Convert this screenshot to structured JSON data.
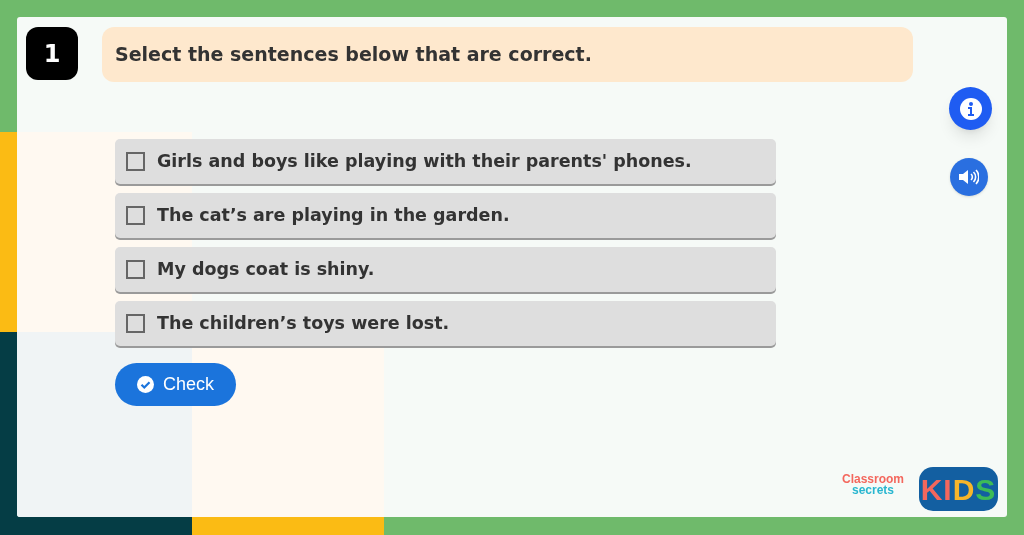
{
  "question": {
    "number": "1",
    "prompt": "Select the sentences below that are correct."
  },
  "options": [
    {
      "text": "Girls and boys like playing with their parents' phones.",
      "checked": false
    },
    {
      "text": "The cat’s are playing in the garden.",
      "checked": false
    },
    {
      "text": "My dogs coat is shiny.",
      "checked": false
    },
    {
      "text": "The children’s toys were lost.",
      "checked": false
    }
  ],
  "check_button": "Check",
  "logo": {
    "line_1": "Classroom",
    "line_2": "secrets",
    "badge": "KIDS"
  }
}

^^^^^^^^

[Aim of the task] Copy every line of the listing that contains the word "text".

[Answer to this task]
      "text": "Girls and boys like playing with their parents' phones.",
      "text": "The cat’s are playing in the garden.",
      "text": "My dogs coat is shiny.",
      "text": "The children’s toys were lost.",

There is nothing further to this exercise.